***** Dataset *****

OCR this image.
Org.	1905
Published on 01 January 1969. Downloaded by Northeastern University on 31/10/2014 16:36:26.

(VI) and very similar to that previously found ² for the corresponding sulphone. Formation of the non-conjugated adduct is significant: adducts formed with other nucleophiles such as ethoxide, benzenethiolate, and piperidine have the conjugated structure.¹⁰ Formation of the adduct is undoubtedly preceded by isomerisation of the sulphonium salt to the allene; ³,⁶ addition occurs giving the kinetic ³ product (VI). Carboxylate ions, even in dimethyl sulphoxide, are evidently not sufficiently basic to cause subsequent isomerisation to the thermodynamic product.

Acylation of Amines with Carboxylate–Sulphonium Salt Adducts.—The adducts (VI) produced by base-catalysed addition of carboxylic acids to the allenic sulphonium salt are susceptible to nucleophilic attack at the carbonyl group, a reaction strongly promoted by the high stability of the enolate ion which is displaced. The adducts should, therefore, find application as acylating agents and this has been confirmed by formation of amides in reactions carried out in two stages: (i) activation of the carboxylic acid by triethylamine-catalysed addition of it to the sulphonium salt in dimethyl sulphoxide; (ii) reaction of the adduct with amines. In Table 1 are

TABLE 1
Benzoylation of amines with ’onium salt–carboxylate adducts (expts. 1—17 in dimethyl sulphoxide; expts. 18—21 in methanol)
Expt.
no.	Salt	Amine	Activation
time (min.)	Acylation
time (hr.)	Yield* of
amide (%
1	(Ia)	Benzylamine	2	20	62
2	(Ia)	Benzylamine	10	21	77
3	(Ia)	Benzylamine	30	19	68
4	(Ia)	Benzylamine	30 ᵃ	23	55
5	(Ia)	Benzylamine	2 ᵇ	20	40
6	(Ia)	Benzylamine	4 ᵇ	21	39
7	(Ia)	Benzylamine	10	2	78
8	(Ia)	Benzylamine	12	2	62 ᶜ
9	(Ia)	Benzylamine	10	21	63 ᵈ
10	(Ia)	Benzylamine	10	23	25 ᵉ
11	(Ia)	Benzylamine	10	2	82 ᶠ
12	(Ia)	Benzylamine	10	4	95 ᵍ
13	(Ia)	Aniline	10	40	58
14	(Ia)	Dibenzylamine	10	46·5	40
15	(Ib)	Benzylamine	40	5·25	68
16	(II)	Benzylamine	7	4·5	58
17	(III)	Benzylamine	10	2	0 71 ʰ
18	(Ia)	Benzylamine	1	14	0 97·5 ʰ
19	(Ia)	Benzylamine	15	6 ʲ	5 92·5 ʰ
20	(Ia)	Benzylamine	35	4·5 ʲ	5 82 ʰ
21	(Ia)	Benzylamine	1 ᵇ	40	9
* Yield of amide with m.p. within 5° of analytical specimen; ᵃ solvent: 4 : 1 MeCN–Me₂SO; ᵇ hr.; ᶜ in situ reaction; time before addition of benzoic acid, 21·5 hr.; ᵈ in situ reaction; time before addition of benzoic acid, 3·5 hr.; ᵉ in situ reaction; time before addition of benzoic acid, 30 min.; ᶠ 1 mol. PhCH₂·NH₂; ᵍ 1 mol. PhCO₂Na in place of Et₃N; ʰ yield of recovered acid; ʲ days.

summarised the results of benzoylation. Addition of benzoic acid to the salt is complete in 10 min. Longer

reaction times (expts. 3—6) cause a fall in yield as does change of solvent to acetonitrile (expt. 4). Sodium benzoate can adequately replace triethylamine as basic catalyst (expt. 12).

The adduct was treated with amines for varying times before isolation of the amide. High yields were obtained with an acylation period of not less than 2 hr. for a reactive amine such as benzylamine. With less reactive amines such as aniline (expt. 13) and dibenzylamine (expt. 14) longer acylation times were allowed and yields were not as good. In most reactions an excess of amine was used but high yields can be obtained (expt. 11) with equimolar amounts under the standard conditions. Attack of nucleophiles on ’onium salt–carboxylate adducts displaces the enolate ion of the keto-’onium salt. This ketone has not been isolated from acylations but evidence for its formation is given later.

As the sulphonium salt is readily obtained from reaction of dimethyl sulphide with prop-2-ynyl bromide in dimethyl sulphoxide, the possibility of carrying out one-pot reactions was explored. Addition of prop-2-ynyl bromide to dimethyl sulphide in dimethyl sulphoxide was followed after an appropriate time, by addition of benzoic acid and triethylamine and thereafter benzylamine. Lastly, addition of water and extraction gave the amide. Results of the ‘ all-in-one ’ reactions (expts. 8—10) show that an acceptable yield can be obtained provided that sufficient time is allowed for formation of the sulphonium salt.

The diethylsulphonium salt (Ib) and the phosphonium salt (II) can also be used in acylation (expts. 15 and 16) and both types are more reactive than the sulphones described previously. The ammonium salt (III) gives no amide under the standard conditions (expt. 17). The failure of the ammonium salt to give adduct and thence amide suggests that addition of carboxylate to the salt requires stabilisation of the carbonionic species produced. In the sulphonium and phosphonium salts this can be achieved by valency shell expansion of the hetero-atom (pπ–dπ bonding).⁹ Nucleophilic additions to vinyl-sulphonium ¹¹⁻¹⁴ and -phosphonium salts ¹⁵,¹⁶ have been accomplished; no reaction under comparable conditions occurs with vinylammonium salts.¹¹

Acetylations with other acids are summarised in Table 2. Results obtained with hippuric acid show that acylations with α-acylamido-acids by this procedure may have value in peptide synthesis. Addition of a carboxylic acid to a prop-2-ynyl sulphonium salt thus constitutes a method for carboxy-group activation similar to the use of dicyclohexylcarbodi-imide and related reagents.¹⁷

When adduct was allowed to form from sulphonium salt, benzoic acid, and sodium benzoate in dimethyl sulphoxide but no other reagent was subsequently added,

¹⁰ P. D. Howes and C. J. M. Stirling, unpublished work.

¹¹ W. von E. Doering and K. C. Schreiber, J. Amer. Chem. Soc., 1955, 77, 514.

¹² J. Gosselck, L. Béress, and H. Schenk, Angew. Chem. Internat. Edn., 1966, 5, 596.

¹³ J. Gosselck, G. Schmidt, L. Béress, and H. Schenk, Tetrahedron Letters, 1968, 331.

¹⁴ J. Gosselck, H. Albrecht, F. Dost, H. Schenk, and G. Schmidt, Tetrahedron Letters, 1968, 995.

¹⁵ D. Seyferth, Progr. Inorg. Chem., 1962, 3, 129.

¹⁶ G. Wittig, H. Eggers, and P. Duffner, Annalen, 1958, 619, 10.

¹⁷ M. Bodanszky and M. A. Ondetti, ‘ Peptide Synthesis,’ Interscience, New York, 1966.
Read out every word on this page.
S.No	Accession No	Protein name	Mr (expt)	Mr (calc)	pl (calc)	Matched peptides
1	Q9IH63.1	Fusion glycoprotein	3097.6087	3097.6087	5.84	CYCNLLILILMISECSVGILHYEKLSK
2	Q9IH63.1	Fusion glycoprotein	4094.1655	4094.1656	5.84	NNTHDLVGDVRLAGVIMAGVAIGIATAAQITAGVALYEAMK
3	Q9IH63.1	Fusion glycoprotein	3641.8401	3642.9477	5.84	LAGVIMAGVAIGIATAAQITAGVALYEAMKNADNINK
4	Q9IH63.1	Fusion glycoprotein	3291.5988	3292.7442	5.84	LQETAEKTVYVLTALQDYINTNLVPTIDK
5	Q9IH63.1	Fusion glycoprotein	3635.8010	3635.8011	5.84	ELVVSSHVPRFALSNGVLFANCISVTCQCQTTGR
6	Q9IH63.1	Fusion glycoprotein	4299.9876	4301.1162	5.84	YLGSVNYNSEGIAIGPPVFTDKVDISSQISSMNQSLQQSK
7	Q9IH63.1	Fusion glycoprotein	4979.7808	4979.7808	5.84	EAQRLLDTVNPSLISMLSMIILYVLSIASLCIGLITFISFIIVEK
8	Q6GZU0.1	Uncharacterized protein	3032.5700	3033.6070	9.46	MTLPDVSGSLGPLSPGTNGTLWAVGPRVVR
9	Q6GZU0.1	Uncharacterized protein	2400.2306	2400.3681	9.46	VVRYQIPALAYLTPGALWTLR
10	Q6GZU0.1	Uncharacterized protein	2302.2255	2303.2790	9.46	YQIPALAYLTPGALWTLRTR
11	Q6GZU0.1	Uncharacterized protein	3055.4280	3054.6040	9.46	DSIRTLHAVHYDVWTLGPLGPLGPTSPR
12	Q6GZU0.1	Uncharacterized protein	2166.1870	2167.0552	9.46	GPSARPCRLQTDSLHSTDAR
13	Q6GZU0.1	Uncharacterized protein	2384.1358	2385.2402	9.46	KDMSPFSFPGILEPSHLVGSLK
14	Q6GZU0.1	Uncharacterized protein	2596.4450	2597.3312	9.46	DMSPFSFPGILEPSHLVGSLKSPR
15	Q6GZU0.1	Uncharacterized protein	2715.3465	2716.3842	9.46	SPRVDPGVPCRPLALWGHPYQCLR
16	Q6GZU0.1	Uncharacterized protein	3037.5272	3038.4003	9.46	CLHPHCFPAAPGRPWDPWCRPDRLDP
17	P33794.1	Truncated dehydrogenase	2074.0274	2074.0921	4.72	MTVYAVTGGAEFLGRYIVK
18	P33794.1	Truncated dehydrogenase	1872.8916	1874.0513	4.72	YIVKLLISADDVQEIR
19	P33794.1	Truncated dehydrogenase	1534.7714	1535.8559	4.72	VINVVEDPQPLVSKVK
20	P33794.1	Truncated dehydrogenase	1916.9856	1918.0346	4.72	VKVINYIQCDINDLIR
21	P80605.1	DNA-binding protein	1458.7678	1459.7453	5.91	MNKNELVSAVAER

*****

◆ **What you need to do**
All that the answer may hold is the lines from the one with "Read out every word on this page." through the end of the data, set down exactly as they appear.

◆ **Answer to this problem**
Read out every word on this page.
S.No	Accession No	Protein name	Mr (expt)	Mr (calc)	pl (calc)	Matched peptides
1	Q9IH63.1	Fusion glycoprotein	3097.6087	3097.6087	5.84	CYCNLLILILMISECSVGILHYEKLSK
2	Q9IH63.1	Fusion glycoprotein	4094.1655	4094.1656	5.84	NNTHDLVGDVRLAGVIMAGVAIGIATAAQITAGVALYEAMK
3	Q9IH63.1	Fusion glycoprotein	3641.8401	3642.9477	5.84	LAGVIMAGVAIGIATAAQITAGVALYEAMKNADNINK
4	Q9IH63.1	Fusion glycoprotein	3291.5988	3292.7442	5.84	LQETAEKTVYVLTALQDYINTNLVPTIDK
5	Q9IH63.1	Fusion glycoprotein	3635.8010	3635.8011	5.84	ELVVSSHVPRFALSNGVLFANCISVTCQCQTTGR
6	Q9IH63.1	Fusion glycoprotein	4299.9876	4301.1162	5.84	YLGSVNYNSEGIAIGPPVFTDKVDISSQISSMNQSLQQSK
7	Q9IH63.1	Fusion glycoprotein	4979.7808	4979.7808	5.84	EAQRLLDTVNPSLISMLSMIILYVLSIASLCIGLITFISFIIVEK
8	Q6GZU0.1	Uncharacterized protein	3032.5700	3033.6070	9.46	MTLPDVSGSLGPLSPGTNGTLWAVGPRVVR
9	Q6GZU0.1	Uncharacterized protein	2400.2306	2400.3681	9.46	VVRYQIPALAYLTPGALWTLR
10	Q6GZU0.1	Uncharacterized protein	2302.2255	2303.2790	9.46	YQIPALAYLTPGALWTLRTR
11	Q6GZU0.1	Uncharacterized protein	3055.4280	3054.6040	9.46	DSIRTLHAVHYDVWTLGPLGPLGPTSPR
12	Q6GZU0.1	Uncharacterized protein	2166.1870	2167.0552	9.46	GPSARPCRLQTDSLHSTDAR
13	Q6GZU0.1	Uncharacterized protein	2384.1358	2385.2402	9.46	KDMSPFSFPGILEPSHLVGSLK
14	Q6GZU0.1	Uncharacterized protein	2596.4450	2597.3312	9.46	DMSPFSFPGILEPSHLVGSLKSPR
15	Q6GZU0.1	Uncharacterized protein	2715.3465	2716.3842	9.46	SPRVDPGVPCRPLALWGHPYQCLR
16	Q6GZU0.1	Uncharacterized protein	3037.5272	3038.4003	9.46	CLHPHCFPAAPGRPWDPWCRPDRLDP
17	P33794.1	Truncated dehydrogenase	2074.0274	2074.0921	4.72	MTVYAVTGGAEFLGRYIVK
18	P33794.1	Truncated dehydrogenase	1872.8916	1874.0513	4.72	YIVKLLISADDVQEIR
19	P33794.1	Truncated dehydrogenase	1534.7714	1535.8559	4.72	VINVVEDPQPLVSKVK
20	P33794.1	Truncated dehydrogenase	1916.9856	1918.0346	4.72	VKVINYIQCDINDLIR
21	P80605.1	DNA-binding protein	1458.7678	1459.7453	5.91	MNKNELVSAVAER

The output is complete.